__Entries supplied__:
══════
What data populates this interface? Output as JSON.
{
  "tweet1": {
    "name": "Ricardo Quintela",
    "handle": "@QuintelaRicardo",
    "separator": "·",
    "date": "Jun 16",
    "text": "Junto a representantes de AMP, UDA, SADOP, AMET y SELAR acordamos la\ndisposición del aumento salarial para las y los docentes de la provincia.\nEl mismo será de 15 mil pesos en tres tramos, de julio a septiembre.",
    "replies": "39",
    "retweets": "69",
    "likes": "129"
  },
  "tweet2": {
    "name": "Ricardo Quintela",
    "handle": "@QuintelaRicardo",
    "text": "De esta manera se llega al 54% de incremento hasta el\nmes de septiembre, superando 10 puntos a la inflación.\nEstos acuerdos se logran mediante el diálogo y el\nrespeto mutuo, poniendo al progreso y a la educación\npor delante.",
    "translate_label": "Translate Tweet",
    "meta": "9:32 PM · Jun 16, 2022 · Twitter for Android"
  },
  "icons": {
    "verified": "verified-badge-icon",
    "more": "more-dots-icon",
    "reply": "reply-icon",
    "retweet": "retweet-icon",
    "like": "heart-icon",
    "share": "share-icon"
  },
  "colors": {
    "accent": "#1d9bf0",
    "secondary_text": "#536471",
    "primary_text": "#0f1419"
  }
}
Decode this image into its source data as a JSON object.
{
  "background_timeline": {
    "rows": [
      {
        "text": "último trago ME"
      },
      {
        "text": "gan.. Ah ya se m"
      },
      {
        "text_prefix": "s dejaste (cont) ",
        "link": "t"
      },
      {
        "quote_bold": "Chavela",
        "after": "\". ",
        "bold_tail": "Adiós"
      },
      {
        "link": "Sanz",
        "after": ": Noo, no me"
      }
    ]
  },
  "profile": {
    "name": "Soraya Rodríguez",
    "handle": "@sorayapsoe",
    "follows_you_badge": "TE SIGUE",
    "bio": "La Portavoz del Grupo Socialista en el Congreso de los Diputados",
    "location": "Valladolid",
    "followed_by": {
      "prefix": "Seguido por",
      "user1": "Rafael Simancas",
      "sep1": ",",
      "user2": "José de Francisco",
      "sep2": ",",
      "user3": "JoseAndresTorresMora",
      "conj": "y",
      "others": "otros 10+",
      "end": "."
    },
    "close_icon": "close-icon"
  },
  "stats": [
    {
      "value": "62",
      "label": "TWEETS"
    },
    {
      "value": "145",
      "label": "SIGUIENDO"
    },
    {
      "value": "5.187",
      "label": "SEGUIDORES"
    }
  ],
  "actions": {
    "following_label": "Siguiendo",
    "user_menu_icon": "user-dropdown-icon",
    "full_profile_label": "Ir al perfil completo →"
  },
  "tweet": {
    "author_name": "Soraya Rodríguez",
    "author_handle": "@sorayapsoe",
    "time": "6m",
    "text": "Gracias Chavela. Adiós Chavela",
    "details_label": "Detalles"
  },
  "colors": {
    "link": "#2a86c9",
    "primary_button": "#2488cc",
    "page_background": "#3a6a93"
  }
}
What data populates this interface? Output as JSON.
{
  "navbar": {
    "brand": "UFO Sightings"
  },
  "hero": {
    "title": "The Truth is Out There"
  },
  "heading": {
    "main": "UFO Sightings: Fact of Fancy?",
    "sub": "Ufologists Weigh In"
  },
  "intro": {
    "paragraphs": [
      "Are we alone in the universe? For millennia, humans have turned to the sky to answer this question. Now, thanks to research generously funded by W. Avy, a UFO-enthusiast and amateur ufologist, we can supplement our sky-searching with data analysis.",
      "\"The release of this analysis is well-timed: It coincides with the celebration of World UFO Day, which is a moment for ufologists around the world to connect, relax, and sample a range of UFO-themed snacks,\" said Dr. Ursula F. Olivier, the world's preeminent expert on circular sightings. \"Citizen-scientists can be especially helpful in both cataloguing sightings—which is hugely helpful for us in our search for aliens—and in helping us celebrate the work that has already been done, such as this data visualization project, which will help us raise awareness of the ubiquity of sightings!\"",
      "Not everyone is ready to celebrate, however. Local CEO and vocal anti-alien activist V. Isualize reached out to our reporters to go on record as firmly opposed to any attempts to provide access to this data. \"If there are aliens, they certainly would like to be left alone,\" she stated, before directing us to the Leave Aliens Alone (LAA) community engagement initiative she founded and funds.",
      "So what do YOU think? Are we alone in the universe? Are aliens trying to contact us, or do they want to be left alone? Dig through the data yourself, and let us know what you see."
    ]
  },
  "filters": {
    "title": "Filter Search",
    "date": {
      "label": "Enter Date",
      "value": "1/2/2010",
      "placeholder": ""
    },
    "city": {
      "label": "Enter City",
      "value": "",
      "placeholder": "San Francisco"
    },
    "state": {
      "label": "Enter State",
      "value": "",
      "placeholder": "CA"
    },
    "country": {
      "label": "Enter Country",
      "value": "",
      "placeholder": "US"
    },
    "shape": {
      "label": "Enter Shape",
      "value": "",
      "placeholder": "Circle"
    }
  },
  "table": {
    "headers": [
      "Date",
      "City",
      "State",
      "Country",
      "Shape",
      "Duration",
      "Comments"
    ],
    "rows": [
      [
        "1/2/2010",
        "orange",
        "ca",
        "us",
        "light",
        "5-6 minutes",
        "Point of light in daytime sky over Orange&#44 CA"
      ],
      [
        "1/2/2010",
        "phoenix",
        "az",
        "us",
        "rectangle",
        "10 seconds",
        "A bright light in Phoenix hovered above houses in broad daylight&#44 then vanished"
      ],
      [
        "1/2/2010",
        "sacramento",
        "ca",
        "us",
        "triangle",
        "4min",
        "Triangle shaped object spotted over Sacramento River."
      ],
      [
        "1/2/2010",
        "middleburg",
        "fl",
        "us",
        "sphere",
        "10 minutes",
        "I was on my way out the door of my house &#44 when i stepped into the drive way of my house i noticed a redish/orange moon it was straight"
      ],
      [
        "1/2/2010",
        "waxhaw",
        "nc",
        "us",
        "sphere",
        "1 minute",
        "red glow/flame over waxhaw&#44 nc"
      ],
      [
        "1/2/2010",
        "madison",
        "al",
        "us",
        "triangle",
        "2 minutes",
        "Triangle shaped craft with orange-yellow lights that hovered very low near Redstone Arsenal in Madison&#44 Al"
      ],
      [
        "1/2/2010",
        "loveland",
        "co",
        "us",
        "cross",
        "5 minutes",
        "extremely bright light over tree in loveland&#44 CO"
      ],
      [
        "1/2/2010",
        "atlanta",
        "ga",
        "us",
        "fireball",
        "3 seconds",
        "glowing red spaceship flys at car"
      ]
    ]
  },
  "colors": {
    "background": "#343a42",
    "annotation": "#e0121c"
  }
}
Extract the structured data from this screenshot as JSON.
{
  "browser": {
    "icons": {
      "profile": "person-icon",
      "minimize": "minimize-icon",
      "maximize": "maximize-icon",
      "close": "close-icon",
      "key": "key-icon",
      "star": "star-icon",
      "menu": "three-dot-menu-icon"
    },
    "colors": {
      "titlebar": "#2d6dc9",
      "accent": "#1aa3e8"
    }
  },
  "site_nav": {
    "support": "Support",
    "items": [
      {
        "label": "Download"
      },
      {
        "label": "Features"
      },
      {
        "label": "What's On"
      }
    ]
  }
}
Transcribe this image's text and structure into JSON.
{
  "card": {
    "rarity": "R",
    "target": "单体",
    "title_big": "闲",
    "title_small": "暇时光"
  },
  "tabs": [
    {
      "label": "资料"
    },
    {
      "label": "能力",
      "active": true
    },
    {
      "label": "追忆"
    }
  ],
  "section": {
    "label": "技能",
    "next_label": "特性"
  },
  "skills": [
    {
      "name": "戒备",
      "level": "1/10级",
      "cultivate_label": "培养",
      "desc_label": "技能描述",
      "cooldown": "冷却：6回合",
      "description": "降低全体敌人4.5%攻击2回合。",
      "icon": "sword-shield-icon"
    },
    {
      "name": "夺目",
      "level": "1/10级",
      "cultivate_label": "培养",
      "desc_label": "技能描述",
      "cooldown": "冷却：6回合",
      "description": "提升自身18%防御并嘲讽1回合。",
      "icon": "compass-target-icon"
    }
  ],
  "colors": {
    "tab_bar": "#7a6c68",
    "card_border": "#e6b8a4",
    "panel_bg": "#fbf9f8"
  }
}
══════
__Task directions__:
Retype exactly the lines from the one containing "Extract the structured" through the last line of the records above, including both.

__The solution__:
Extract the structured data from this screenshot as JSON.
{
  "browser": {
    "icons": {
      "profile": "person-icon",
      "minimize": "minimize-icon",
      "maximize": "maximize-icon",
      "close": "close-icon",
      "key": "key-icon",
      "star": "star-icon",
      "menu": "three-dot-menu-icon"
    },
    "colors": {
      "titlebar": "#2d6dc9",
      "accent": "#1aa3e8"
    }
  },
  "site_nav": {
    "support": "Support",
    "items": [
      {
        "label": "Download"
      },
      {
        "label": "Features"
      },
      {
        "label": "What's On"
      }
    ]
  }
}
Transcribe this image's text and structure into JSON.
{
  "card": {
    "rarity": "R",
    "target": "单体",
    "title_big": "闲",
    "title_small": "暇时光"
  },
  "tabs": [
    {
      "label": "资料"
    },
    {
      "label": "能力",
      "active": true
    },
    {
      "label": "追忆"
    }
  ],
  "section": {
    "label": "技能",
    "next_label": "特性"
  },
  "skills": [
    {
      "name": "戒备",
      "level": "1/10级",
      "cultivate_label": "培养",
      "desc_label": "技能描述",
      "cooldown": "冷却：6回合",
      "description": "降低全体敌人4.5%攻击2回合。",
      "icon": "sword-shield-icon"
    },
    {
      "name": "夺目",
      "level": "1/10级",
      "cultivate_label": "培养",
      "desc_label": "技能描述",
      "cooldown": "冷却：6回合",
      "description": "提升自身18%防御并嘲讽1回合。",
      "icon": "compass-target-icon"
    }
  ],
  "colors": {
    "tab_bar": "#7a6c68",
    "card_border": "#e6b8a4",
    "panel_bg": "#fbf9f8"
  }
}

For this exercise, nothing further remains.